=== Part of a data file ===
◇ ◇ ◇ ◇ ◇

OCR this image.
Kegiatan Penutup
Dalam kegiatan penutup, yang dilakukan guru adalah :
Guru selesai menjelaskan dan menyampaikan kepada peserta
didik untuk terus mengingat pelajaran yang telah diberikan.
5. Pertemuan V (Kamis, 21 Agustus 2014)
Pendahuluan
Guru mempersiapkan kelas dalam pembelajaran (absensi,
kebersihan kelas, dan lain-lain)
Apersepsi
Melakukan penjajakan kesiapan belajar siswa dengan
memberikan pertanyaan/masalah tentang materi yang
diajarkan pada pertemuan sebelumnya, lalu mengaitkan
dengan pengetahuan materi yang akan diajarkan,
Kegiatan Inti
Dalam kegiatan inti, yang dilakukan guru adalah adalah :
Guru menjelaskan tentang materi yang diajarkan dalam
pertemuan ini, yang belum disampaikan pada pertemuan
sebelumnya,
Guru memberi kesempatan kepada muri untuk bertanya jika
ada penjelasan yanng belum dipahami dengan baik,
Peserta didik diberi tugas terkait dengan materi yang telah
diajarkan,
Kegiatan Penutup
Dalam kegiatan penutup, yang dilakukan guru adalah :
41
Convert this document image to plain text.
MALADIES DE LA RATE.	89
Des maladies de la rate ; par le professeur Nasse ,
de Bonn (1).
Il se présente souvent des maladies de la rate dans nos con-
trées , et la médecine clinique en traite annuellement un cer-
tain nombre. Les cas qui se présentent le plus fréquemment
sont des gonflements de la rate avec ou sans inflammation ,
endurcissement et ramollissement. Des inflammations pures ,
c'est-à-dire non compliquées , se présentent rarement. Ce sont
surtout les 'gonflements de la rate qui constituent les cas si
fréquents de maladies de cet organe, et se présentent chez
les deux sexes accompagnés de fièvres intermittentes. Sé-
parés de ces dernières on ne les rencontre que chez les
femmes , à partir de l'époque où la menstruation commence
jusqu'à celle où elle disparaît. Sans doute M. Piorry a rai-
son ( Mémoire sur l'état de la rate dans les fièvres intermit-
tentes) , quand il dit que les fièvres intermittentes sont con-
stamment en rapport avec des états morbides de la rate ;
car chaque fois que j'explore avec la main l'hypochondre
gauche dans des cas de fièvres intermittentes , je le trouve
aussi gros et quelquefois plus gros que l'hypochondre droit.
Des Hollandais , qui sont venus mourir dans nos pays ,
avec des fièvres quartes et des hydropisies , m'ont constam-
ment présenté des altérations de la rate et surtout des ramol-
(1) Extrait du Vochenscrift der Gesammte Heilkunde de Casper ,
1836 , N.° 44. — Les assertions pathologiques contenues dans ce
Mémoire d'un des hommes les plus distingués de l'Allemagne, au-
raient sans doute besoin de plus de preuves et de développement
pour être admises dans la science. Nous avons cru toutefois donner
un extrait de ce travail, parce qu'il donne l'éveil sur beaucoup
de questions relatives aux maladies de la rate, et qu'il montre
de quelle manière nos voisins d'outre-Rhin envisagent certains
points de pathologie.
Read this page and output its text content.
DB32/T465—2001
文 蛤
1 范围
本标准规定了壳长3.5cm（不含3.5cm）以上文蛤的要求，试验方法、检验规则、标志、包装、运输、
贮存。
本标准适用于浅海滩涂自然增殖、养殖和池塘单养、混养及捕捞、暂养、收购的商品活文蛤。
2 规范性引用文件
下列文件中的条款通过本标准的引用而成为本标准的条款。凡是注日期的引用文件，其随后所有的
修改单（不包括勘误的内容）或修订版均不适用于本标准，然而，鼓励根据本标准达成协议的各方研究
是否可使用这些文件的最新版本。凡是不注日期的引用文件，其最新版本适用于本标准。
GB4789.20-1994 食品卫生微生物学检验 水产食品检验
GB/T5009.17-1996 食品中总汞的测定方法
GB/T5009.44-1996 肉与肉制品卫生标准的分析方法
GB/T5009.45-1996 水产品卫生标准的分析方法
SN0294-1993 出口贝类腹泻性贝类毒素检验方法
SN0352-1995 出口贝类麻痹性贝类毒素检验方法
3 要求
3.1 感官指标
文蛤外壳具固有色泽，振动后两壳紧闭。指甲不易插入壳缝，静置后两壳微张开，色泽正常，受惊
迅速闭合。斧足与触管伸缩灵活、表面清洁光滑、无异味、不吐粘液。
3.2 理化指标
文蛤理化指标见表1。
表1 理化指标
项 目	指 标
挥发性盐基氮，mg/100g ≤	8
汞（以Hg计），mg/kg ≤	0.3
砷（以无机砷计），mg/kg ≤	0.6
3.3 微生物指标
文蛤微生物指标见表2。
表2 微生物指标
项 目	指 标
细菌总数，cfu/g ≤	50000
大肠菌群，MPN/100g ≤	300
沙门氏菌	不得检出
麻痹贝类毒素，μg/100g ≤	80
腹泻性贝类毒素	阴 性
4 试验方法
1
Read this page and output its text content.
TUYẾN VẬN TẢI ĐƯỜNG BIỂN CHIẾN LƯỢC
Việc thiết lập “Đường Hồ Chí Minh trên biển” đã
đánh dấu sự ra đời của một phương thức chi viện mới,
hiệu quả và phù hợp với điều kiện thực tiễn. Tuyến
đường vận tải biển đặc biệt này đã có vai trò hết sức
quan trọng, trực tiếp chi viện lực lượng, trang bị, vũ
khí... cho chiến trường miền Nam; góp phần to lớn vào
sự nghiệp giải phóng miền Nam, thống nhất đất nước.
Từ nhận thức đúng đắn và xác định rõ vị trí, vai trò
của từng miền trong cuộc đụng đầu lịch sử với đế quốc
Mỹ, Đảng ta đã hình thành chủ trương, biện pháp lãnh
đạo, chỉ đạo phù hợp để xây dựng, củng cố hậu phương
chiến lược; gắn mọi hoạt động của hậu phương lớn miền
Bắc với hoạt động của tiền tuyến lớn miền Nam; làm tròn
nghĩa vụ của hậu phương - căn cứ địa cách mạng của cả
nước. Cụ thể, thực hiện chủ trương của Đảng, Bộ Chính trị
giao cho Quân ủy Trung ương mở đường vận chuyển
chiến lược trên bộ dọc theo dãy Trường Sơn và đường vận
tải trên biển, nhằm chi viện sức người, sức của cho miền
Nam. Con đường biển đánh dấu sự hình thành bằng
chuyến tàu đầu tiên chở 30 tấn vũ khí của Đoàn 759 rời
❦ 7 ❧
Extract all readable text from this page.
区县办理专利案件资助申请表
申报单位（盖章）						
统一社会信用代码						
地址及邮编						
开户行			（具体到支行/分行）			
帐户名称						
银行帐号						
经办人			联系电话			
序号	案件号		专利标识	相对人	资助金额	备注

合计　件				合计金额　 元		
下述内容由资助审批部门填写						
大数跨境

◇ ◇ ◇ ◇ ◇

From the records, copy every line that has the string "dengan" in it.

Melakukan penjajakan kesiapan belajar siswa dengan
dengan pengetahuan materi yang akan diajarkan,
ada penjelasan yanng belum dipahami dengan baik,
Peserta didik diberi tugas terkait dengan materi yang telah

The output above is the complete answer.